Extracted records
begin
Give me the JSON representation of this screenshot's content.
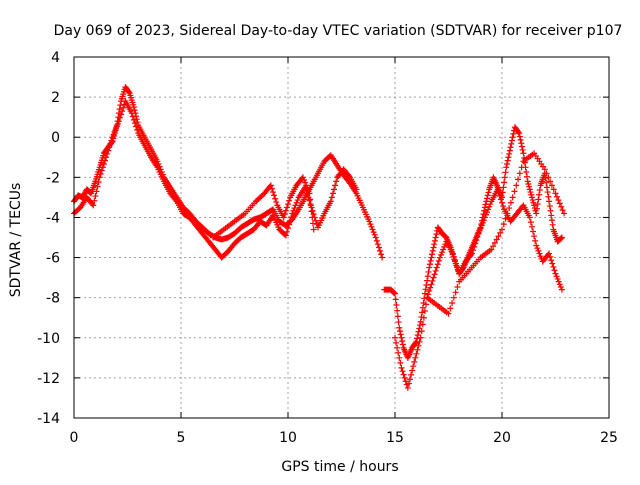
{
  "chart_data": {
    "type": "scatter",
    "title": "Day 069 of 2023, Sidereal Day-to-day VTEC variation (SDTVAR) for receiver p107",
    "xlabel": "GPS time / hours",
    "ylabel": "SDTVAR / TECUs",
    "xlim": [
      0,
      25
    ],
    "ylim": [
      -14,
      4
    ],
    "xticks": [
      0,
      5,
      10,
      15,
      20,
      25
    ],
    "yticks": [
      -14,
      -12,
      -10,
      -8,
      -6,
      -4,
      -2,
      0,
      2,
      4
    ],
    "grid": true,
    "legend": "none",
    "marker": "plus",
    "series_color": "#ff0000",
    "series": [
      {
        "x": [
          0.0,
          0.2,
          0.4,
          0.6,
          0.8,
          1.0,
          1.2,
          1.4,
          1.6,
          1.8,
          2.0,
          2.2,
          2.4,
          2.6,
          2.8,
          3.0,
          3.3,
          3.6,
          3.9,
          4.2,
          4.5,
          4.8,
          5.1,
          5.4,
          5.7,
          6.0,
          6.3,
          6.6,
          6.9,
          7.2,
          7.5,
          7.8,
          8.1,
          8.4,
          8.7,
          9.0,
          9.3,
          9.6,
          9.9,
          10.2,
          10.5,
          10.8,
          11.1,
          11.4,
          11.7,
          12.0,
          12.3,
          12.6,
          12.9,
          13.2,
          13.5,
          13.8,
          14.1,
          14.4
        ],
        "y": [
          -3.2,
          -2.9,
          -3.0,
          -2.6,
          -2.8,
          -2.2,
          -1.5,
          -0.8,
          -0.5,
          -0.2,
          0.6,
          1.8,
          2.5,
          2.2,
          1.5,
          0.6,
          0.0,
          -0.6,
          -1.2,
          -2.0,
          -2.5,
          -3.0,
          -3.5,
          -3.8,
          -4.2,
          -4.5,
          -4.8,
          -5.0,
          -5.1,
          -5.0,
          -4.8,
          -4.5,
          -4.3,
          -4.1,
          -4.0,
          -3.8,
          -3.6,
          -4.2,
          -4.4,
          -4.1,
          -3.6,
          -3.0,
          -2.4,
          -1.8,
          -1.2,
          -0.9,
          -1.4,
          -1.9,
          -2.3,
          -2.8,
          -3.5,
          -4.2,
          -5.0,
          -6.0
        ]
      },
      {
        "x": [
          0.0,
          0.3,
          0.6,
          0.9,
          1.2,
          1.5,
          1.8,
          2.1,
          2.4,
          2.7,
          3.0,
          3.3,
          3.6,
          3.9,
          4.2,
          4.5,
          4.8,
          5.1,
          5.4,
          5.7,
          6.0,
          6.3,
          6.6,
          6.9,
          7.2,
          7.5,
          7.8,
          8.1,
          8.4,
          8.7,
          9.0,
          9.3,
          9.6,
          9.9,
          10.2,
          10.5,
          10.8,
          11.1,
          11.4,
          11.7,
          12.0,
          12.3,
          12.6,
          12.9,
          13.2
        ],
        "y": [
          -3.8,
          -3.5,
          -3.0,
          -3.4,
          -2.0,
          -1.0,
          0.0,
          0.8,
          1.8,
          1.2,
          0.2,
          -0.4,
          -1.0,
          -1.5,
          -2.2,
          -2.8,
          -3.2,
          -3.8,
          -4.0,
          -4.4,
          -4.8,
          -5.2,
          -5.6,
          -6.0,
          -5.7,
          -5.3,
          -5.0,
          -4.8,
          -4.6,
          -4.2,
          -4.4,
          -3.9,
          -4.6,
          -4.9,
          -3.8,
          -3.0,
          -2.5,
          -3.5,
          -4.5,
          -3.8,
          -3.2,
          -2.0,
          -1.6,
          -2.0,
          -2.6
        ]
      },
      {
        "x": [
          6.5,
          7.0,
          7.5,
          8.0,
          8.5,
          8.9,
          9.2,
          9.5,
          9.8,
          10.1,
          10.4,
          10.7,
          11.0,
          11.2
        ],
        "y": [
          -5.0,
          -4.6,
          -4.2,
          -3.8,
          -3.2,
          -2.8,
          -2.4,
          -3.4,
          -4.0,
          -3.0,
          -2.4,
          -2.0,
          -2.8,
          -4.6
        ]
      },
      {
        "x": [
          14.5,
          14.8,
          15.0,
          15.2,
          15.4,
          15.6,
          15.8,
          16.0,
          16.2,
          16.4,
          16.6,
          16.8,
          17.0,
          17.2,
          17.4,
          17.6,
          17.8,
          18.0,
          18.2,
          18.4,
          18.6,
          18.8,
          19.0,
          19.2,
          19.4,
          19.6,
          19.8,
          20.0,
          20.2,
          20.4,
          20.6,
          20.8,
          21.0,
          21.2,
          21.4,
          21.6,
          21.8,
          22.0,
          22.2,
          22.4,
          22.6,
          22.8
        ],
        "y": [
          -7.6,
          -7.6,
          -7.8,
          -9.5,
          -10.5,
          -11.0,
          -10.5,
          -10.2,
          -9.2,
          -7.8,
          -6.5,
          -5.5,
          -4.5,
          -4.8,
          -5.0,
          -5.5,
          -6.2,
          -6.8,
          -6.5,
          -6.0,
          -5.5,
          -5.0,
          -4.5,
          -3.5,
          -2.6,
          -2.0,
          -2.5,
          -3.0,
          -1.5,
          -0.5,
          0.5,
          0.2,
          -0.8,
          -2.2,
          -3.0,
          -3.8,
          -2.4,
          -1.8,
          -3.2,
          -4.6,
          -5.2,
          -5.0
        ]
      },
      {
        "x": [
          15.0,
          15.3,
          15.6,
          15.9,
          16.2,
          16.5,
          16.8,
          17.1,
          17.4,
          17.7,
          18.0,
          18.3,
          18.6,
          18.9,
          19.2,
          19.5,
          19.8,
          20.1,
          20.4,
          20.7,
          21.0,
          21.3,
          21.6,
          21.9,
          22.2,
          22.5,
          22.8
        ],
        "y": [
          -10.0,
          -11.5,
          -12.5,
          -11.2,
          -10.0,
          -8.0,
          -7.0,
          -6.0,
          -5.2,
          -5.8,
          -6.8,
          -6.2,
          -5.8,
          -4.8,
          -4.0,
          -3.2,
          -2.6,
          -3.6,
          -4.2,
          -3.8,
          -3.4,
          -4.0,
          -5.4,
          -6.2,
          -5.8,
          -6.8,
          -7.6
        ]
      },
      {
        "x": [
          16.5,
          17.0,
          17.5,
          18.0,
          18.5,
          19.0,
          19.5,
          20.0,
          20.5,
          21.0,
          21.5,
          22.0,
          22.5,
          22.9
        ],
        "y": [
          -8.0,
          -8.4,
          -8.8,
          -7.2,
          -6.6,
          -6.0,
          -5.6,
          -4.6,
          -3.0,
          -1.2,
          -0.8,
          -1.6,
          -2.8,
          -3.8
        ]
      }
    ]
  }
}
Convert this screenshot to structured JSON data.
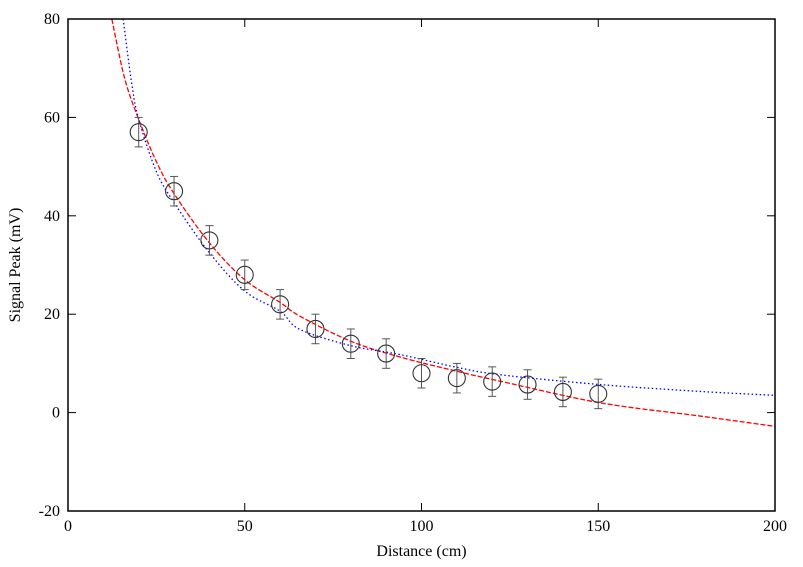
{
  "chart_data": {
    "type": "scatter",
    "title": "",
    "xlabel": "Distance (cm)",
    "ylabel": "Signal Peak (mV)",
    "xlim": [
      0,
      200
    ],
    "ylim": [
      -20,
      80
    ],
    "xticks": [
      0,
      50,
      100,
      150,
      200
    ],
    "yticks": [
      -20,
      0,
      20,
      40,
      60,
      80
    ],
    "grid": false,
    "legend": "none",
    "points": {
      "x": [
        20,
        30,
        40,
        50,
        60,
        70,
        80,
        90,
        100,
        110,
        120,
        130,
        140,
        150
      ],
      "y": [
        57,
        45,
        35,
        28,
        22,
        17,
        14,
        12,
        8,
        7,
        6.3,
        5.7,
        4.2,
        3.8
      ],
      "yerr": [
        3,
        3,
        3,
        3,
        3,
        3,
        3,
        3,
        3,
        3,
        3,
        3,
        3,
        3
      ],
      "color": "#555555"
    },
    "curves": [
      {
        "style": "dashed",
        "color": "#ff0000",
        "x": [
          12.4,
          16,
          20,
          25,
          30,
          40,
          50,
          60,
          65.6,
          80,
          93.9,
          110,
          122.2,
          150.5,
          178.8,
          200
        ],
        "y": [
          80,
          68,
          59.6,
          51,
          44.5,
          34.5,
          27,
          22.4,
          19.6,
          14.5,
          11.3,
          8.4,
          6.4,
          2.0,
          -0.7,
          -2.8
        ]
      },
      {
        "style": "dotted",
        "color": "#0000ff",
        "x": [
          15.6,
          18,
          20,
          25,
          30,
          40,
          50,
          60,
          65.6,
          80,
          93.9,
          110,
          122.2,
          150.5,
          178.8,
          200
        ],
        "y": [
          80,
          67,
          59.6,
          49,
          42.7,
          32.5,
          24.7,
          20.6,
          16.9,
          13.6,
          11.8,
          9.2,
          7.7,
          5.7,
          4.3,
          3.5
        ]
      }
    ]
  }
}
end
▶ Work to complete:
Look through the material and copy each line that has "ylabel".

▶ Written answer:
    "ylabel": "SDTVAR / TECUs",
    "ylabel": "Signal Peak (mV)",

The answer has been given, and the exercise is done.